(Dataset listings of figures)

§ §

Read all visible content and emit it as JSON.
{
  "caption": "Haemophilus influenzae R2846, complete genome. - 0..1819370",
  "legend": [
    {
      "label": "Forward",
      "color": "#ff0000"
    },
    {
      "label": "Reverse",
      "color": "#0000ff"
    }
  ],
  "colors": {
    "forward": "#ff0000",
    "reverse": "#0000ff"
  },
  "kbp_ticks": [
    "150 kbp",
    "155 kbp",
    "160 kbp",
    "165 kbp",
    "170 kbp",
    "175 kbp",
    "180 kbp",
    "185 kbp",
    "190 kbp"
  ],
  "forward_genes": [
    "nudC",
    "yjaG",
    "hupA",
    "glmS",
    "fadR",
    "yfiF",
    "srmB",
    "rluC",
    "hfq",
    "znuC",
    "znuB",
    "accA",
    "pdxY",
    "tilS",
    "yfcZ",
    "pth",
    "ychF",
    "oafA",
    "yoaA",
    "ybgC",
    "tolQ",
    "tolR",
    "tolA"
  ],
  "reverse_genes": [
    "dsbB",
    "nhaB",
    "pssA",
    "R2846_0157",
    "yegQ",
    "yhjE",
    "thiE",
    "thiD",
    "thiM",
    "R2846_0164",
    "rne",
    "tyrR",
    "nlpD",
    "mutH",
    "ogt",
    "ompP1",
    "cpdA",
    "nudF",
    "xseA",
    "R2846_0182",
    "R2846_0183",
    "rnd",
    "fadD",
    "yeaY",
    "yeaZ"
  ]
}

§ §

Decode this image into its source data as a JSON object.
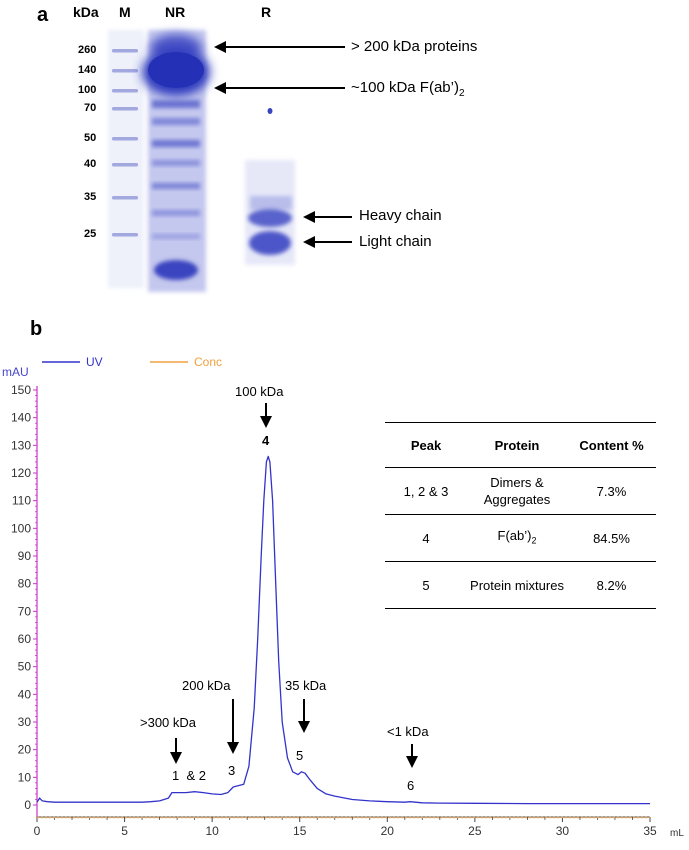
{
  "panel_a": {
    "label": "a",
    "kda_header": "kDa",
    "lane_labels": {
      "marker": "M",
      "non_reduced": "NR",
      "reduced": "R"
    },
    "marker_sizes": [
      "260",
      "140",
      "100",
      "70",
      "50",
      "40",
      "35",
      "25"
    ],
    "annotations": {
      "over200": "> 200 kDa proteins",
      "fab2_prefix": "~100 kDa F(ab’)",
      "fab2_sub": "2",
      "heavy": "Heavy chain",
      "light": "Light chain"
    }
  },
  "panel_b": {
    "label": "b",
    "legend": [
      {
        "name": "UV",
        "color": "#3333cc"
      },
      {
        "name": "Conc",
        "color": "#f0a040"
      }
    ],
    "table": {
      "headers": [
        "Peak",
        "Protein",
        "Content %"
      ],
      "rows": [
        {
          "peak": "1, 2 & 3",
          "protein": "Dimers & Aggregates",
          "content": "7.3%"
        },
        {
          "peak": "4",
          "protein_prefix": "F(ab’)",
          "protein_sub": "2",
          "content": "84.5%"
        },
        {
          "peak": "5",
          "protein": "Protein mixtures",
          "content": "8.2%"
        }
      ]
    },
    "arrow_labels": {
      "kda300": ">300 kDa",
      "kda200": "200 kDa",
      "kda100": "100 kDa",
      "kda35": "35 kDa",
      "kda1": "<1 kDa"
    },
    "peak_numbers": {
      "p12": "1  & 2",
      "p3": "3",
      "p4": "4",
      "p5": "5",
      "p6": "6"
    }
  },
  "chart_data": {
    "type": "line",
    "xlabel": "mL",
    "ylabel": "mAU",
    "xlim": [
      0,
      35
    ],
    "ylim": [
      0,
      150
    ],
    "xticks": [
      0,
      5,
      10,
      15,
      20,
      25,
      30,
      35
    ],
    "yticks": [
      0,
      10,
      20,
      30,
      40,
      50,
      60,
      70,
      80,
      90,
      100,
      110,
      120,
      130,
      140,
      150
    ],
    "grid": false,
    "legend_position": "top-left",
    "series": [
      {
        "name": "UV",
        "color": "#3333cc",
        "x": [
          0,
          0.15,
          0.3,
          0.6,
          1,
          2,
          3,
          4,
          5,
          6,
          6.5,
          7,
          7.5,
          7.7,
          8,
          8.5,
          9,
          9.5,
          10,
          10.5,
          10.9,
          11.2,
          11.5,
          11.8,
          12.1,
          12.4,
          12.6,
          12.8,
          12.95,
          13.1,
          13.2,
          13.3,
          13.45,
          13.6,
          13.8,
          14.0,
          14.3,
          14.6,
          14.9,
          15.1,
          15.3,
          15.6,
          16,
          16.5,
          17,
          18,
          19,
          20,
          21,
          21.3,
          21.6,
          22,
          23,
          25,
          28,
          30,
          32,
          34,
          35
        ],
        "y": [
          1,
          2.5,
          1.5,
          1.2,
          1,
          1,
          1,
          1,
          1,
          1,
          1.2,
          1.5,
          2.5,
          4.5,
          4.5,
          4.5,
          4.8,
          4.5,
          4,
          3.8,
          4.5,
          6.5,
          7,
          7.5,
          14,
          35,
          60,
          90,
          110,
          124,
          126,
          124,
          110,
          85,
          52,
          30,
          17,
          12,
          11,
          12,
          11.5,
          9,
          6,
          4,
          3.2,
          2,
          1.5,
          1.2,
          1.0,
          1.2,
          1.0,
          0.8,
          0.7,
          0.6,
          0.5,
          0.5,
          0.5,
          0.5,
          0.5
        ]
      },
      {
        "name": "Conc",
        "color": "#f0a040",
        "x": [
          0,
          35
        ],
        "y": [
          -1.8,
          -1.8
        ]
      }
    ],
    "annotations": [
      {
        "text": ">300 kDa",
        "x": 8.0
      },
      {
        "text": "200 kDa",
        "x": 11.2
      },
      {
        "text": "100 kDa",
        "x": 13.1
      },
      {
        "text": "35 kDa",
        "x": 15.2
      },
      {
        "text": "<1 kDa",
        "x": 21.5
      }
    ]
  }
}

§ §

(Your objective) A single number is the expected answer: how many lines of the records above contain the word "chain".

(Answer to the problem) 2